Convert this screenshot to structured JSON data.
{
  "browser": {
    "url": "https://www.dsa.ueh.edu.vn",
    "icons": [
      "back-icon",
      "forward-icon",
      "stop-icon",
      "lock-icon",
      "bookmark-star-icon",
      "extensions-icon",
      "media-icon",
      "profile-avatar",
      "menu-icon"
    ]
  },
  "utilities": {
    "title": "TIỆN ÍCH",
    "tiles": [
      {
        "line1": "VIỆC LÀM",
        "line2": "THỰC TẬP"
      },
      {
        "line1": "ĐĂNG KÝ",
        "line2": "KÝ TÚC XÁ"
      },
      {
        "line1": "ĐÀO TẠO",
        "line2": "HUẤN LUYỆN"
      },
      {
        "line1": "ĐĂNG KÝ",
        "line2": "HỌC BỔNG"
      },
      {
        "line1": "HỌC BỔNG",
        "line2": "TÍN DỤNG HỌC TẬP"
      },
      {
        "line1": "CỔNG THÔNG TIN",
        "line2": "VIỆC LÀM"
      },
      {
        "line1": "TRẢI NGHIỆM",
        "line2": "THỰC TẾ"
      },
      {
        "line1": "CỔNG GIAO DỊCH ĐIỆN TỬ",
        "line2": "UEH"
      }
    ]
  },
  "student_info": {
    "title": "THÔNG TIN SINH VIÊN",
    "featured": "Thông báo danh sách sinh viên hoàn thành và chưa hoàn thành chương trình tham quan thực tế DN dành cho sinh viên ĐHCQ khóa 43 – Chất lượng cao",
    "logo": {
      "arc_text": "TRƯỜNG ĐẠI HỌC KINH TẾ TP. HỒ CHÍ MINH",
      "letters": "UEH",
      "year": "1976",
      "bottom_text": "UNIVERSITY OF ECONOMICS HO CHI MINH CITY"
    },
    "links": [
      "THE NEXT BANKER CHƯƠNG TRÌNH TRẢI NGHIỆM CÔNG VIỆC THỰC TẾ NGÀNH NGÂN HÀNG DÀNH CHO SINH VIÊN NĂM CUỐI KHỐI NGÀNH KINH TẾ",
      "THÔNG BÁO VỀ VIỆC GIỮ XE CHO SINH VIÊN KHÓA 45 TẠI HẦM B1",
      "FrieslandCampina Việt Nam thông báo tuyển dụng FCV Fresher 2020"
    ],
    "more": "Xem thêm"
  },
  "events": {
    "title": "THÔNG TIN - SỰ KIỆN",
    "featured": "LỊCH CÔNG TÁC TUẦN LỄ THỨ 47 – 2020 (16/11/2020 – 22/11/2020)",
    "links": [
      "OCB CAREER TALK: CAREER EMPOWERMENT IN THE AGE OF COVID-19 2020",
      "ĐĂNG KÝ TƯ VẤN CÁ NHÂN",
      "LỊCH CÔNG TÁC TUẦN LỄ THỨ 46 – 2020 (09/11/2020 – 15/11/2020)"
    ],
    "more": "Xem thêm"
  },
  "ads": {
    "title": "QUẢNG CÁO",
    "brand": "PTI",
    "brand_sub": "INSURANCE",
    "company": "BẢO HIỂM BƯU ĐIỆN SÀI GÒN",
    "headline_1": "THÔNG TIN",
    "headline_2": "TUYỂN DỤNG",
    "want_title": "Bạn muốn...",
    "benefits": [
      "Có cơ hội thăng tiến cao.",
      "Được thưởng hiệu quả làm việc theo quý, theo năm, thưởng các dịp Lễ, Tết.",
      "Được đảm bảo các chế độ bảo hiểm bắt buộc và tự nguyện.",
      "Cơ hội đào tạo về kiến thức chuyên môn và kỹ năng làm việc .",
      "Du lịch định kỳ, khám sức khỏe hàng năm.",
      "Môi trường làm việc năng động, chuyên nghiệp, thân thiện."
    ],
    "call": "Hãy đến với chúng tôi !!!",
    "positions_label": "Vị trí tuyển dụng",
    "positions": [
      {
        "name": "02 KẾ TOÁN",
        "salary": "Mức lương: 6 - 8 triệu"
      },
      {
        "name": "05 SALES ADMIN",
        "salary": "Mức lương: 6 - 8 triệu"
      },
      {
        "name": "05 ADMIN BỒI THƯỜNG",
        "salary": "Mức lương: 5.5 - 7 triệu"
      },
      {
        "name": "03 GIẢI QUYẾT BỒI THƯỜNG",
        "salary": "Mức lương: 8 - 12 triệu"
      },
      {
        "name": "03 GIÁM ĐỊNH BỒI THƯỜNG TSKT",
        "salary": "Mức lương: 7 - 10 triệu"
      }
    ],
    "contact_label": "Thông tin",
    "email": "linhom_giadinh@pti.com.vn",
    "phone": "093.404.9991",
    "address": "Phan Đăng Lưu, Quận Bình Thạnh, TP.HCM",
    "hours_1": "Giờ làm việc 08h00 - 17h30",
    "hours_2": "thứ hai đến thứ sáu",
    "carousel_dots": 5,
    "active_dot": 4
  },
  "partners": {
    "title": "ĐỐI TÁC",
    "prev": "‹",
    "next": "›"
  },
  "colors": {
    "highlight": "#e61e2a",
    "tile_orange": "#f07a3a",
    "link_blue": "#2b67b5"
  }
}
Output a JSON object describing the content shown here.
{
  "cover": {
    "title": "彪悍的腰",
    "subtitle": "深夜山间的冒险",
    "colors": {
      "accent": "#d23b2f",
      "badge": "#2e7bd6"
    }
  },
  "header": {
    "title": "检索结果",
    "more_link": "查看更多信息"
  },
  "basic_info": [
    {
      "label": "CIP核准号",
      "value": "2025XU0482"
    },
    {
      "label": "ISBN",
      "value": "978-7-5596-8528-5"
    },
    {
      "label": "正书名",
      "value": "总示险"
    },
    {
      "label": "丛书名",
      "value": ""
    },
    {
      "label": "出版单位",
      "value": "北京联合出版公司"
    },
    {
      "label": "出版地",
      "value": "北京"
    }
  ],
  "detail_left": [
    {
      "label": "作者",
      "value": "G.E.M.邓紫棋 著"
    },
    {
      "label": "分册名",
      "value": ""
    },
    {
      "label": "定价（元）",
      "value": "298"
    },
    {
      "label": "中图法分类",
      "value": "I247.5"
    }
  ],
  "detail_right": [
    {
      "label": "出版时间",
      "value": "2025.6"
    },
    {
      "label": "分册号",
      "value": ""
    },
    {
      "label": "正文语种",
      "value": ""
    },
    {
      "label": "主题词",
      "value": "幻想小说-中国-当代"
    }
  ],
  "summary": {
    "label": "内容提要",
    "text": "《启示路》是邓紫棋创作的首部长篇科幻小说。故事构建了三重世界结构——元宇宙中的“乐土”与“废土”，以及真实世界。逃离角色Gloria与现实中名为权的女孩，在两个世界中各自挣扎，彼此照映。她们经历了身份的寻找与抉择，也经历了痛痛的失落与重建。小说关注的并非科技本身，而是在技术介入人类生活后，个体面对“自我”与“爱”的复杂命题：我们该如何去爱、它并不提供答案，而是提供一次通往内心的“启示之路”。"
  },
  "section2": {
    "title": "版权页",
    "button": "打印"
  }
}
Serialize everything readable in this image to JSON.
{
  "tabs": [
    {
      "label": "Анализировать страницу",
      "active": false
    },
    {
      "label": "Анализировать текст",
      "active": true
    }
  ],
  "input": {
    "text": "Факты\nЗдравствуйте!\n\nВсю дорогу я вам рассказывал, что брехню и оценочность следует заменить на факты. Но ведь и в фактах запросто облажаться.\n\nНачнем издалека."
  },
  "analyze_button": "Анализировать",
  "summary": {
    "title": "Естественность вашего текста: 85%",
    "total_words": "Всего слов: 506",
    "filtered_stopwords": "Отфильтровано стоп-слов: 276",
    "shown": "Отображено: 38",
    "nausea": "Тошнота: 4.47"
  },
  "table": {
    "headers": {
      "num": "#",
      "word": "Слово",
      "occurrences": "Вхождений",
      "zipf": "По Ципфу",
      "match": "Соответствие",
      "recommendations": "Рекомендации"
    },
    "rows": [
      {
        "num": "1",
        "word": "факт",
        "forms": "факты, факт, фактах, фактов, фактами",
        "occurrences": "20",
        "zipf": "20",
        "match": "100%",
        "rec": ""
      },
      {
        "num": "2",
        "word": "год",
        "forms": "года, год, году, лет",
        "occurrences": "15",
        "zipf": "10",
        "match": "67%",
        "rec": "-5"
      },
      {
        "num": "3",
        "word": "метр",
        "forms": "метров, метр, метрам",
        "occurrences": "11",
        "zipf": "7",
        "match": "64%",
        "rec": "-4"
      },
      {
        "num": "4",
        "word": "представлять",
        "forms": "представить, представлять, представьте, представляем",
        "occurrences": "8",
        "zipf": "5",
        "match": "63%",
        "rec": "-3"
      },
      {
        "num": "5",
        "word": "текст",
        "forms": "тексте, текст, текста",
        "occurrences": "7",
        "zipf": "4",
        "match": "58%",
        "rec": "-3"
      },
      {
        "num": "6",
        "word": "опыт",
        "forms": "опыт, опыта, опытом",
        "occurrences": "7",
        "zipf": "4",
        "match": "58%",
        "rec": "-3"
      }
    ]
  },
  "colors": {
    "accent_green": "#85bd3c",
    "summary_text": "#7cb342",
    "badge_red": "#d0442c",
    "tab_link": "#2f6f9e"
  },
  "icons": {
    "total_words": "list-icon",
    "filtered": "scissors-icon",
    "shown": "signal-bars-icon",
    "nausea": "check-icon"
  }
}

### SET PROBLEM
In the material above, find each line that contains the word "this", and select it.

### EXPECTED OUTPUT
Convert this screenshot to structured JSON data.
Serialize everything readable in this image to JSON.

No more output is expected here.